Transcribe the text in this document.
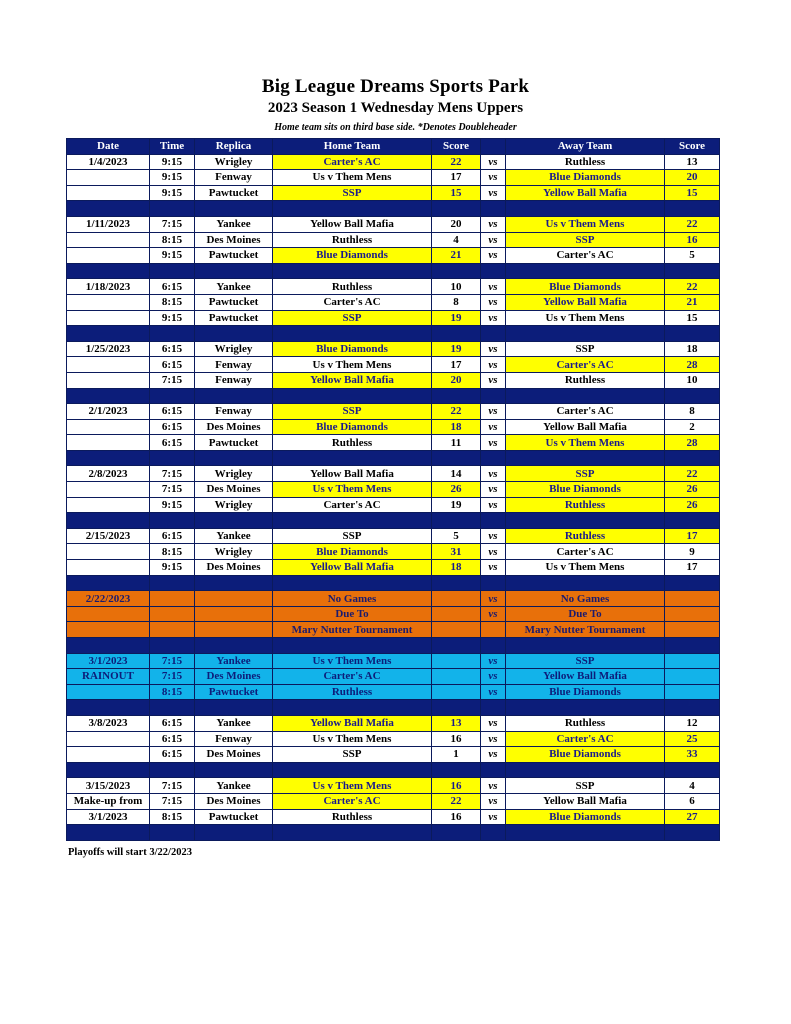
Big League Dreams Sports Park
2023 Season 1 Wednesday Mens Uppers
Home team sits on third base side. *Denotes Doubleheader
Date	Time	Replica	Home Team	Score		Away Team	Score
1/4/2023	9:15	Wrigley	Carter's AC	22	vs	Ruthless	13
	9:15	Fenway	Us v Them Mens	17	vs	Blue Diamonds	20
	9:15	Pawtucket	SSP	15	vs	Yellow Ball Mafia	15

1/11/2023	7:15	Yankee	Yellow Ball Mafia	20	vs	Us v Them Mens	22
	8:15	Des Moines	Ruthless	4	vs	SSP	16
	9:15	Pawtucket	Blue Diamonds	21	vs	Carter's AC	5

1/18/2023	6:15	Yankee	Ruthless	10	vs	Blue Diamonds	22
	8:15	Pawtucket	Carter's AC	8	vs	Yellow Ball Mafia	21
	9:15	Pawtucket	SSP	19	vs	Us v Them Mens	15

1/25/2023	6:15	Wrigley	Blue Diamonds	19	vs	SSP	18
	6:15	Fenway	Us v Them Mens	17	vs	Carter's AC	28
	7:15	Fenway	Yellow Ball Mafia	20	vs	Ruthless	10

2/1/2023	6:15	Fenway	SSP	22	vs	Carter's AC	8
	6:15	Des Moines	Blue Diamonds	18	vs	Yellow Ball Mafia	2
	6:15	Pawtucket	Ruthless	11	vs	Us v Them Mens	28

2/8/2023	7:15	Wrigley	Yellow Ball Mafia	14	vs	SSP	22
	7:15	Des Moines	Us v Them Mens	26	vs	Blue Diamonds	26
	9:15	Wrigley	Carter's AC	19	vs	Ruthless	26

2/15/2023	6:15	Yankee	SSP	5	vs	Ruthless	17
	8:15	Wrigley	Blue Diamonds	31	vs	Carter's AC	9
	9:15	Des Moines	Yellow Ball Mafia	18	vs	Us v Them Mens	17

2/22/2023			No Games		vs	No Games	
			Due To		vs	Due To	
			Mary Nutter Tournament			Mary Nutter Tournament	

3/1/2023	7:15	Yankee	Us v Them Mens		vs	SSP	
RAINOUT	7:15	Des Moines	Carter's AC		vs	Yellow Ball Mafia	
	8:15	Pawtucket	Ruthless		vs	Blue Diamonds	

3/8/2023	6:15	Yankee	Yellow Ball Mafia	13	vs	Ruthless	12
	6:15	Fenway	Us v Them Mens	16	vs	Carter's AC	25
	6:15	Des Moines	SSP	1	vs	Blue Diamonds	33

3/15/2023	7:15	Yankee	Us v Them Mens	16	vs	SSP	4
Make-up from	7:15	Des Moines	Carter's AC	22	vs	Yellow Ball Mafia	6
3/1/2023	8:15	Pawtucket	Ruthless	16	vs	Blue Diamonds	27

Playoffs will start 3/22/2023
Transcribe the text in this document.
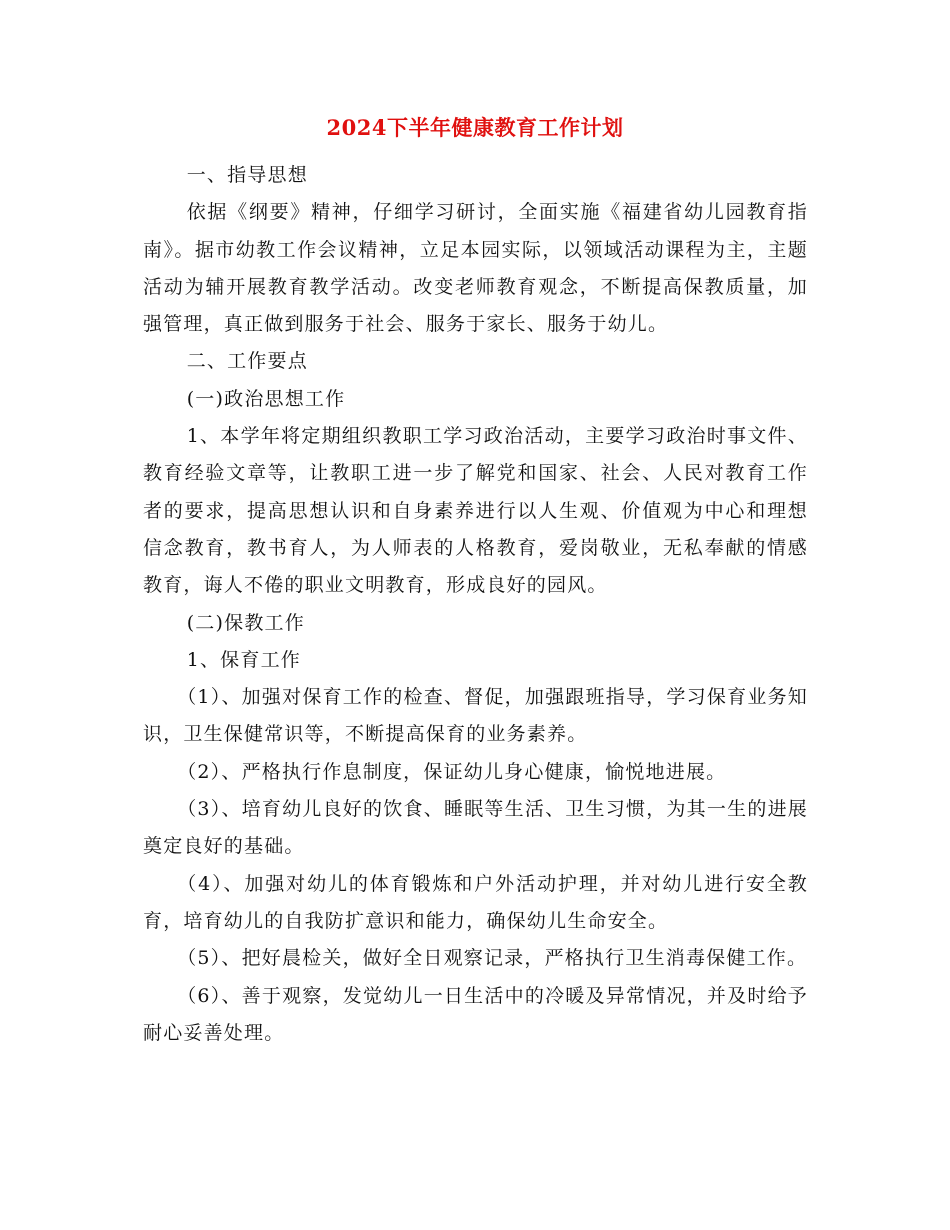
2024下半年健康教育工作计划

一、指导思想

依据《纲要》精神，仔细学习研讨，全面实施《福建省幼儿园教育指南》。据市幼教工作会议精神，立足本园实际，以领域活动课程为主，主题活动为辅开展教育教学活动。改变老师教育观念，不断提高保教质量，加强管理，真正做到服务于社会、服务于家长、服务于幼儿。

二、工作要点

(一)政治思想工作

1、本学年将定期组织教职工学习政治活动，主要学习政治时事文件、教育经验文章等，让教职工进一步了解党和国家、社会、人民对教育工作者的要求，提高思想认识和自身素养进行以人生观、价值观为中心和理想信念教育，教书育人，为人师表的人格教育，爱岗敬业，无私奉献的情感教育，诲人不倦的职业文明教育，形成良好的园风。

(二)保教工作

1、保育工作

（1）、加强对保育工作的检查、督促，加强跟班指导，学习保育业务知识，卫生保健常识等，不断提高保育的业务素养。

（2）、严格执行作息制度，保证幼儿身心健康，愉悦地进展。

（3）、培育幼儿良好的饮食、睡眠等生活、卫生习惯，为其一生的进展奠定良好的基础。

（4）、加强对幼儿的体育锻炼和户外活动护理，并对幼儿进行安全教育，培育幼儿的自我防扩意识和能力，确保幼儿生命安全。

（5）、把好晨检关，做好全日观察记录，严格执行卫生消毒保健工作。

（6）、善于观察，发觉幼儿一日生活中的冷暖及异常情况，并及时给予耐心妥善处理。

_____

• EXERCISE GOAL:
Omit all pictures while transcribing the entries verbatim.

• EXERCISE OUTPUT:
Transcribe the text in this document.
Big League Dreams Sports Park
2023 Season 1 Wednesday Mens Uppers
Home team sits on third base side. *Denotes Doubleheader
Date	Time	Replica	Home Team	Score		Away Team	Score
1/4/2023	9:15	Wrigley	Carter's AC	22	vs	Ruthless	13
	9:15	Fenway	Us v Them Mens	17	vs	Blue Diamonds	20
	9:15	Pawtucket	SSP	15	vs	Yellow Ball Mafia	15

1/11/2023	7:15	Yankee	Yellow Ball Mafia	20	vs	Us v Them Mens	22
	8:15	Des Moines	Ruthless	4	vs	SSP	16
	9:15	Pawtucket	Blue Diamonds	21	vs	Carter's AC	5

1/18/2023	6:15	Yankee	Ruthless	10	vs	Blue Diamonds	22
	8:15	Pawtucket	Carter's AC	8	vs	Yellow Ball Mafia	21
	9:15	Pawtucket	SSP	19	vs	Us v Them Mens	15

1/25/2023	6:15	Wrigley	Blue Diamonds	19	vs	SSP	18
	6:15	Fenway	Us v Them Mens	17	vs	Carter's AC	28
	7:15	Fenway	Yellow Ball Mafia	20	vs	Ruthless	10

2/1/2023	6:15	Fenway	SSP	22	vs	Carter's AC	8
	6:15	Des Moines	Blue Diamonds	18	vs	Yellow Ball Mafia	2
	6:15	Pawtucket	Ruthless	11	vs	Us v Them Mens	28

2/8/2023	7:15	Wrigley	Yellow Ball Mafia	14	vs	SSP	22
	7:15	Des Moines	Us v Them Mens	26	vs	Blue Diamonds	26
	9:15	Wrigley	Carter's AC	19	vs	Ruthless	26

2/15/2023	6:15	Yankee	SSP	5	vs	Ruthless	17
	8:15	Wrigley	Blue Diamonds	31	vs	Carter's AC	9
	9:15	Des Moines	Yellow Ball Mafia	18	vs	Us v Them Mens	17

2/22/2023			No Games		vs	No Games	
			Due To		vs	Due To	
			Mary Nutter Tournament			Mary Nutter Tournament	

3/1/2023	7:15	Yankee	Us v Them Mens		vs	SSP	
RAINOUT	7:15	Des Moines	Carter's AC		vs	Yellow Ball Mafia	
	8:15	Pawtucket	Ruthless		vs	Blue Diamonds	

3/8/2023	6:15	Yankee	Yellow Ball Mafia	13	vs	Ruthless	12
	6:15	Fenway	Us v Them Mens	16	vs	Carter's AC	25
	6:15	Des Moines	SSP	1	vs	Blue Diamonds	33

3/15/2023	7:15	Yankee	Us v Them Mens	16	vs	SSP	4
Make-up from	7:15	Des Moines	Carter's AC	22	vs	Yellow Ball Mafia	6
3/1/2023	8:15	Pawtucket	Ruthless	16	vs	Blue Diamonds	27

Playoffs will start 3/22/2023
Transcribe the text in this document.
2024下半年健康教育工作计划

一、指导思想

依据《纲要》精神，仔细学习研讨，全面实施《福建省幼儿园教育指南》。据市幼教工作会议精神，立足本园实际，以领域活动课程为主，主题活动为辅开展教育教学活动。改变老师教育观念，不断提高保教质量，加强管理，真正做到服务于社会、服务于家长、服务于幼儿。

二、工作要点

(一)政治思想工作

1、本学年将定期组织教职工学习政治活动，主要学习政治时事文件、教育经验文章等，让教职工进一步了解党和国家、社会、人民对教育工作者的要求，提高思想认识和自身素养进行以人生观、价值观为中心和理想信念教育，教书育人，为人师表的人格教育，爱岗敬业，无私奉献的情感教育，诲人不倦的职业文明教育，形成良好的园风。

(二)保教工作

1、保育工作

（1）、加强对保育工作的检查、督促，加强跟班指导，学习保育业务知识，卫生保健常识等，不断提高保育的业务素养。

（2）、严格执行作息制度，保证幼儿身心健康，愉悦地进展。

（3）、培育幼儿良好的饮食、睡眠等生活、卫生习惯，为其一生的进展奠定良好的基础。

（4）、加强对幼儿的体育锻炼和户外活动护理，并对幼儿进行安全教育，培育幼儿的自我防扩意识和能力，确保幼儿生命安全。

（5）、把好晨检关，做好全日观察记录，严格执行卫生消毒保健工作。

（6）、善于观察，发觉幼儿一日生活中的冷暖及异常情况，并及时给予耐心妥善处理。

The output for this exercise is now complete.